Raw records:

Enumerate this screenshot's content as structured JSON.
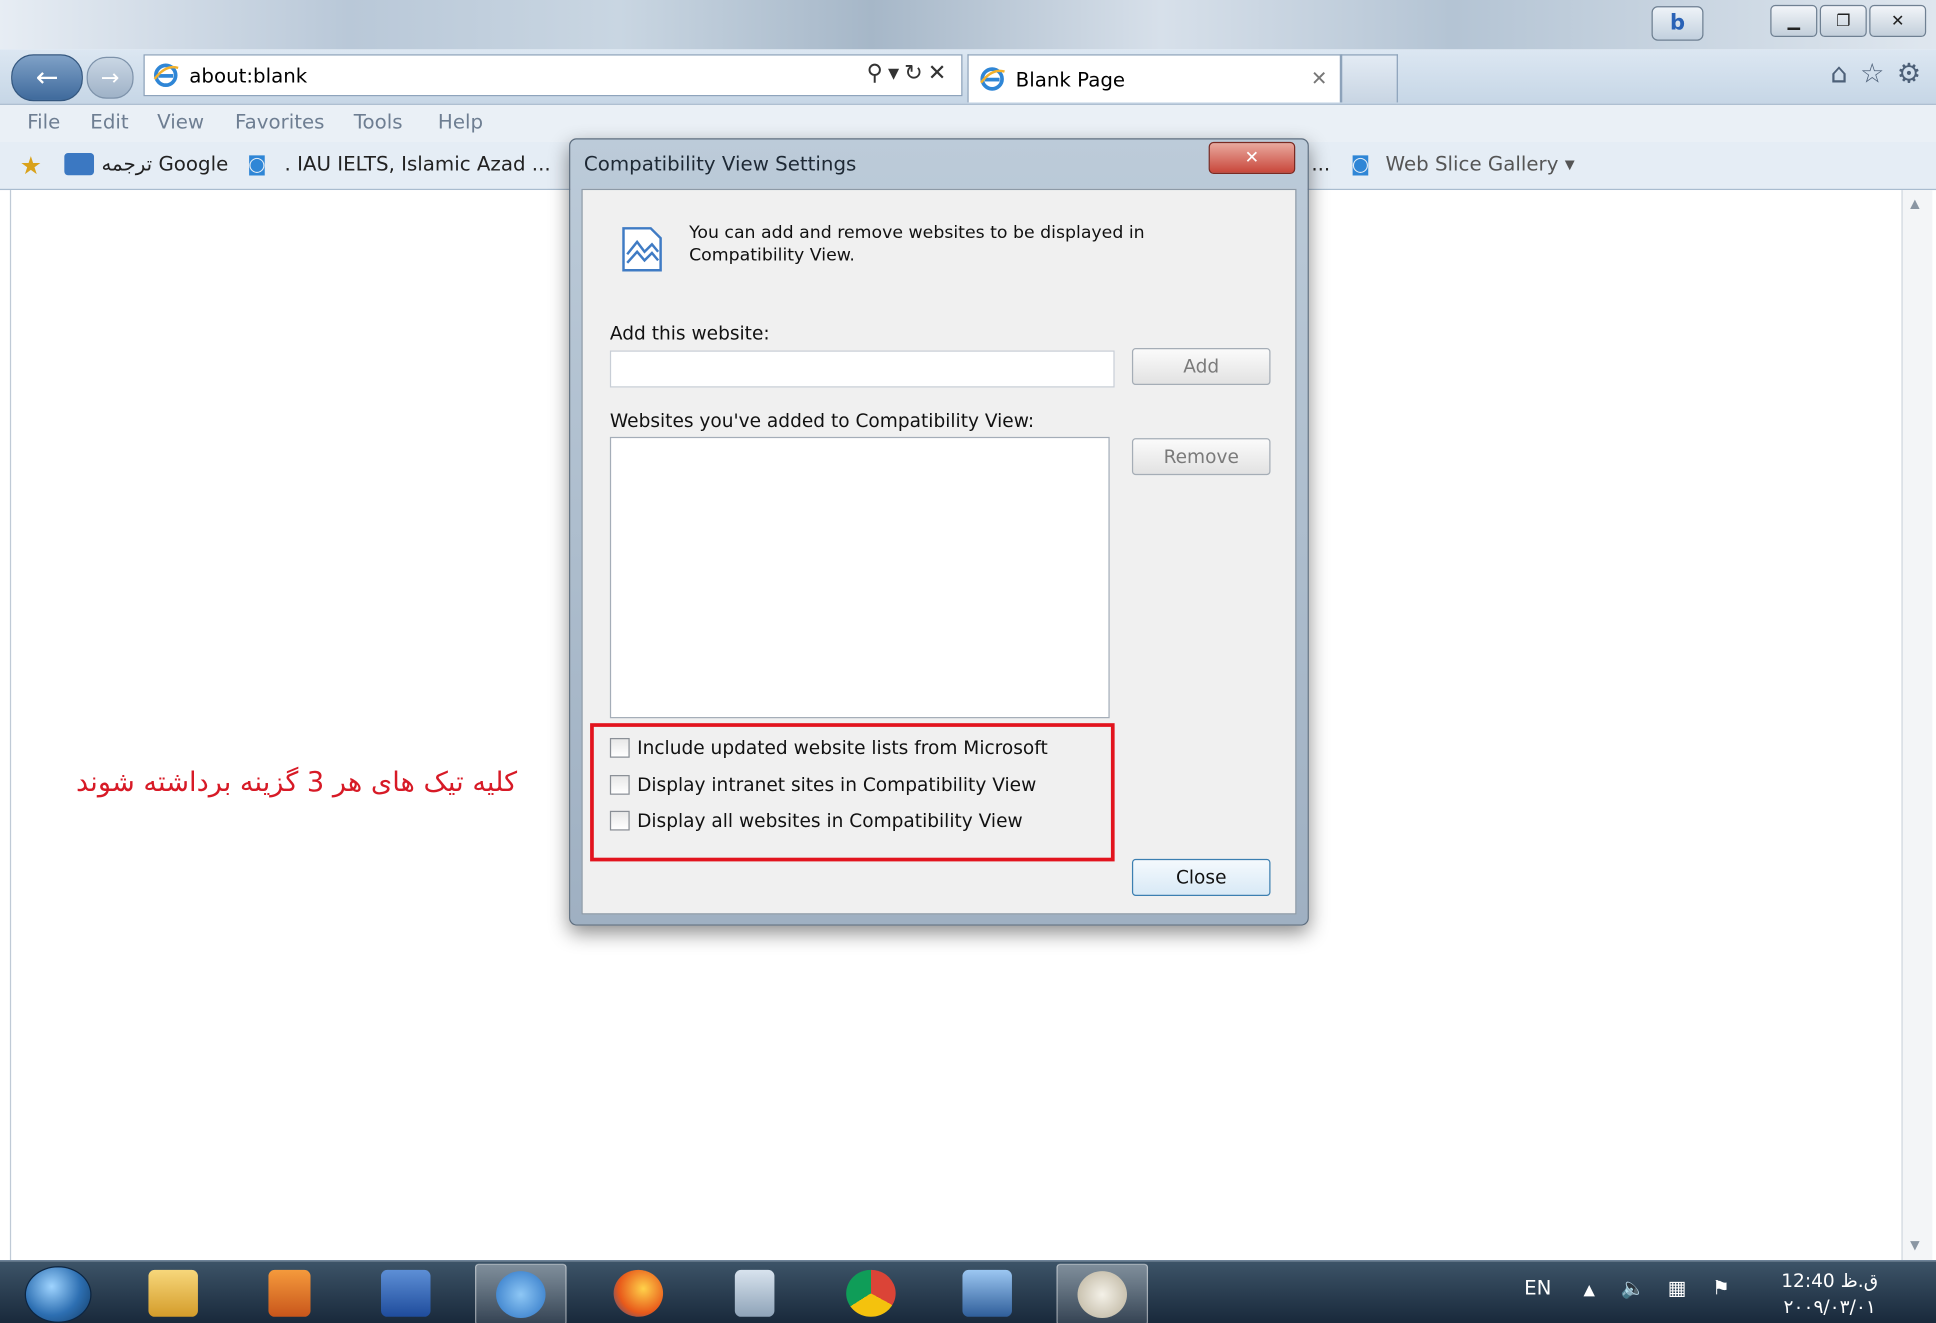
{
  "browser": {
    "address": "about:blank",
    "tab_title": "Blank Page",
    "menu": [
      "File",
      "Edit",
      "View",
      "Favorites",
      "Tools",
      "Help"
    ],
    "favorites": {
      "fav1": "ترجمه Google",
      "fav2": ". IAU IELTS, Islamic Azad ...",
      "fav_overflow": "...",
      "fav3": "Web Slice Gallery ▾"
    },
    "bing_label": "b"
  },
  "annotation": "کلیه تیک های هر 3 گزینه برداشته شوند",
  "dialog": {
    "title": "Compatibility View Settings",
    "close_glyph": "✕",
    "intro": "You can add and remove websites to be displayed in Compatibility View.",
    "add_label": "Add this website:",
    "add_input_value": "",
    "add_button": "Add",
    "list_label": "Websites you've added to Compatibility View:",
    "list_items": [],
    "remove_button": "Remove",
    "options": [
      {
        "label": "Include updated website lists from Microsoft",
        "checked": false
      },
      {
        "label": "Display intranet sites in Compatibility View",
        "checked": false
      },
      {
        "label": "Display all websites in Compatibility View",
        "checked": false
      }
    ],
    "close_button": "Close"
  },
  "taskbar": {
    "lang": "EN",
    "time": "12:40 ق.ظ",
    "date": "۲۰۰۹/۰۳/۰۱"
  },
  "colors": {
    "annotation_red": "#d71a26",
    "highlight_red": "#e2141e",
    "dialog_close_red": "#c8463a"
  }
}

---

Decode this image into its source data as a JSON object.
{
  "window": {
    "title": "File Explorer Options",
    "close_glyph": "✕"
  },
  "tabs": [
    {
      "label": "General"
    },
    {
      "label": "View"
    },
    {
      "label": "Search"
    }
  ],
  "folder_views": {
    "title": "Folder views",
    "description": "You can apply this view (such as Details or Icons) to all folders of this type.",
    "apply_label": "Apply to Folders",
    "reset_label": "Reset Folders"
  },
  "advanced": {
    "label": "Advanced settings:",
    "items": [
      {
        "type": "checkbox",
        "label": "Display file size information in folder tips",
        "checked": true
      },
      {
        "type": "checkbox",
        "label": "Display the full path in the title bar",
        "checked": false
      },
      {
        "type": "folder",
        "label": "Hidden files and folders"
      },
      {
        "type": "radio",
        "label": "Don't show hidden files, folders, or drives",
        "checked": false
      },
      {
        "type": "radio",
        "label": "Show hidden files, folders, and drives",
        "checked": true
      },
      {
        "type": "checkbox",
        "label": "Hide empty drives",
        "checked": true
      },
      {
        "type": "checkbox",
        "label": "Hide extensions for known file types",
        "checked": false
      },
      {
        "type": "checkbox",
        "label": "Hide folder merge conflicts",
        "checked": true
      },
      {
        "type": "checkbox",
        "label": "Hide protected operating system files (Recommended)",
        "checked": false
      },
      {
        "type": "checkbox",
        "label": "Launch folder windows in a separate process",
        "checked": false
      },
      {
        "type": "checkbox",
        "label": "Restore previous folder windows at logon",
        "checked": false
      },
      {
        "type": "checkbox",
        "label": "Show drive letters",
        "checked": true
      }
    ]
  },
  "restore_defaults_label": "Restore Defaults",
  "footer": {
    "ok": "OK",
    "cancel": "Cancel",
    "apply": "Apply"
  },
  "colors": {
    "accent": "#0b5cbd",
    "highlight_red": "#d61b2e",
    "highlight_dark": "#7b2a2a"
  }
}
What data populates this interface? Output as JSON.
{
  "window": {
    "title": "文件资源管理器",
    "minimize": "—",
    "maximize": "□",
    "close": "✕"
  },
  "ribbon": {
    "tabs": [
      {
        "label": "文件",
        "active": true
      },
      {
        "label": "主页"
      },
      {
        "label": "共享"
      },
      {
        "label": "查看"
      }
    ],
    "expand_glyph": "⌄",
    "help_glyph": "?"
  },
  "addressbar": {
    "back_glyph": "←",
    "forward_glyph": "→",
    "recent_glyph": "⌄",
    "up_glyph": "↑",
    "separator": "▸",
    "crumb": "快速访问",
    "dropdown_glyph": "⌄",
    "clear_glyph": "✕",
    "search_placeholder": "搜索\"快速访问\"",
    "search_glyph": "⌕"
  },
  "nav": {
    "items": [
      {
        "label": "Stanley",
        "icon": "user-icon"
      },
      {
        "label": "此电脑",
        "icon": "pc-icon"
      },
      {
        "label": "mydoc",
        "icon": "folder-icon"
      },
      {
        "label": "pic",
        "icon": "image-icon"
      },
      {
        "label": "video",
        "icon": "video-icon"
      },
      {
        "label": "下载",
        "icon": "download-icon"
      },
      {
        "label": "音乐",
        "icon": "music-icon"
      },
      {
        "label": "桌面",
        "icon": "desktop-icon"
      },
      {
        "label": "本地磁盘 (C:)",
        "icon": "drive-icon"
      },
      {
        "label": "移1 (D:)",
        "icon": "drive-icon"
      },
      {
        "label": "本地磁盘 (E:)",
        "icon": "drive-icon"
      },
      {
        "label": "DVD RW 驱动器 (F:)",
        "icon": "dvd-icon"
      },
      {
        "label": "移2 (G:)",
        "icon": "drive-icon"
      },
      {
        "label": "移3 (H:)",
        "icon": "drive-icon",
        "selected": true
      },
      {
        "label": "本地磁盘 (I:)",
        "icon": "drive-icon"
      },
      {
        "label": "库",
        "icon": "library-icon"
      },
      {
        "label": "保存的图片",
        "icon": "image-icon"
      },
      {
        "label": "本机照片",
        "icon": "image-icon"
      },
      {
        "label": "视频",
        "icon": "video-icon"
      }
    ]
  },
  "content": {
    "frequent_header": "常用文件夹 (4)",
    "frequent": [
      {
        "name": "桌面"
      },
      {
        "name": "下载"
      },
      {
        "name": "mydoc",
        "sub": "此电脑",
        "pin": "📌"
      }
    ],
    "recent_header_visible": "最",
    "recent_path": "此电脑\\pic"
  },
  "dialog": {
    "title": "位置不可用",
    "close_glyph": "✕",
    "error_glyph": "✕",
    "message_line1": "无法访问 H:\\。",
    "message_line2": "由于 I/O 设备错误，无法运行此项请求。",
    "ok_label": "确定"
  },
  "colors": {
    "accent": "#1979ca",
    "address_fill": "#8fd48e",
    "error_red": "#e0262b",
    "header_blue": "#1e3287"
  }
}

...

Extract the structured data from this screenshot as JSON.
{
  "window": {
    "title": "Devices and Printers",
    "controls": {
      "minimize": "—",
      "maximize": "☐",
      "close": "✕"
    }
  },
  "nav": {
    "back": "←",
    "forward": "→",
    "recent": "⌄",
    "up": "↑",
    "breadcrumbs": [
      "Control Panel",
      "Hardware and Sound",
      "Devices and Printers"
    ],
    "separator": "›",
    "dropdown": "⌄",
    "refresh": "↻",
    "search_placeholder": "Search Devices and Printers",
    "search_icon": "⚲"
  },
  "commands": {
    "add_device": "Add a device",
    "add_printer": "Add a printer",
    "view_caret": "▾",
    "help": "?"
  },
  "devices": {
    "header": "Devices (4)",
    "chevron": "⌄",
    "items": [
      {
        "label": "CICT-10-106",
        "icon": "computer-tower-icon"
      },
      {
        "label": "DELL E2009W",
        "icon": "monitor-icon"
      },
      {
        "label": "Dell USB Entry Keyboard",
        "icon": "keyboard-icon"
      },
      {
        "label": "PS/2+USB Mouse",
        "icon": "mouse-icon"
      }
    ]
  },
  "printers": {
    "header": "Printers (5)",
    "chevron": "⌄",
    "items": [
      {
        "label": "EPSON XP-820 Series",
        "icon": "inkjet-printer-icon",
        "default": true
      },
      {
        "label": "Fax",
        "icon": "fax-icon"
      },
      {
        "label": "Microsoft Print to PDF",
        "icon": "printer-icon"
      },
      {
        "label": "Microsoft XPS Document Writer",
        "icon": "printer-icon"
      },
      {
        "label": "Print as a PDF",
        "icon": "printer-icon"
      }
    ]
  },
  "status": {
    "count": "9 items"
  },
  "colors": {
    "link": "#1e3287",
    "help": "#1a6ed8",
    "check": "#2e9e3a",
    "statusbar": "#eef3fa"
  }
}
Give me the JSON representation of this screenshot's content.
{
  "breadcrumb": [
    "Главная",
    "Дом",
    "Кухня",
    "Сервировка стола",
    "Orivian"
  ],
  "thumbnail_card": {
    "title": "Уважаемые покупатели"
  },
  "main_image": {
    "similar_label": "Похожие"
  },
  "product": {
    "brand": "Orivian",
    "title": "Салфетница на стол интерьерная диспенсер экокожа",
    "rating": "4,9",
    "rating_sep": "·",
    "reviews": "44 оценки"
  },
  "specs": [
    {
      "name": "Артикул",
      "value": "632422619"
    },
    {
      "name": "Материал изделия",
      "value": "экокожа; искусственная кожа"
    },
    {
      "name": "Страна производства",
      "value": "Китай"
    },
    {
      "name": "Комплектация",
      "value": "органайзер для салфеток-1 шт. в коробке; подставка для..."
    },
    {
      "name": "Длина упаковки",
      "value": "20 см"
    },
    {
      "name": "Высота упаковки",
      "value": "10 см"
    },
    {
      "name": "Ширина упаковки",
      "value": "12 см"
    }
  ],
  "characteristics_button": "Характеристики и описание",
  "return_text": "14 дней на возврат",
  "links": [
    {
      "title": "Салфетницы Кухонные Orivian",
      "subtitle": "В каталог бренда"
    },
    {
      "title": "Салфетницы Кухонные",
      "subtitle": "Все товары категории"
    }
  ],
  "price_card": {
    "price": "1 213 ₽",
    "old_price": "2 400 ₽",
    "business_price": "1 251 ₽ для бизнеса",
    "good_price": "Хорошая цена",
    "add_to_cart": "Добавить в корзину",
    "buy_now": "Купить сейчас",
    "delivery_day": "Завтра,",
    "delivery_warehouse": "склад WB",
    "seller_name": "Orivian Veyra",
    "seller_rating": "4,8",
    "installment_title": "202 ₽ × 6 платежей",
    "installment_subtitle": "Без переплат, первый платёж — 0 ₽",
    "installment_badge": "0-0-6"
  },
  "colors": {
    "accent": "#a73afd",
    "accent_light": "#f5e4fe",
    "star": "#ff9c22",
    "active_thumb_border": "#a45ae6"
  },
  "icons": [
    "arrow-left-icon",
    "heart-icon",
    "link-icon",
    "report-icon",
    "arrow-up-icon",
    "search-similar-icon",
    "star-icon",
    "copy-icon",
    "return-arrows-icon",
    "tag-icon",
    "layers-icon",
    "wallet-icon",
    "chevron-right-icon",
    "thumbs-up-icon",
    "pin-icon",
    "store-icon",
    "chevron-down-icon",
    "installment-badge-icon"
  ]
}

▶ PROBLEM DETAILS
Copy out each line of the data where the string "Compatibility" appears.

▶ FINISHED TASK
    "title": "Compatibility View Settings",
    "intro": "You can add and remove websites to be displayed in Compatibility View.",
    "list_label": "Websites you've added to Compatibility View:",
        "label": "Display intranet sites in Compatibility View",
        "label": "Display all websites in Compatibility View",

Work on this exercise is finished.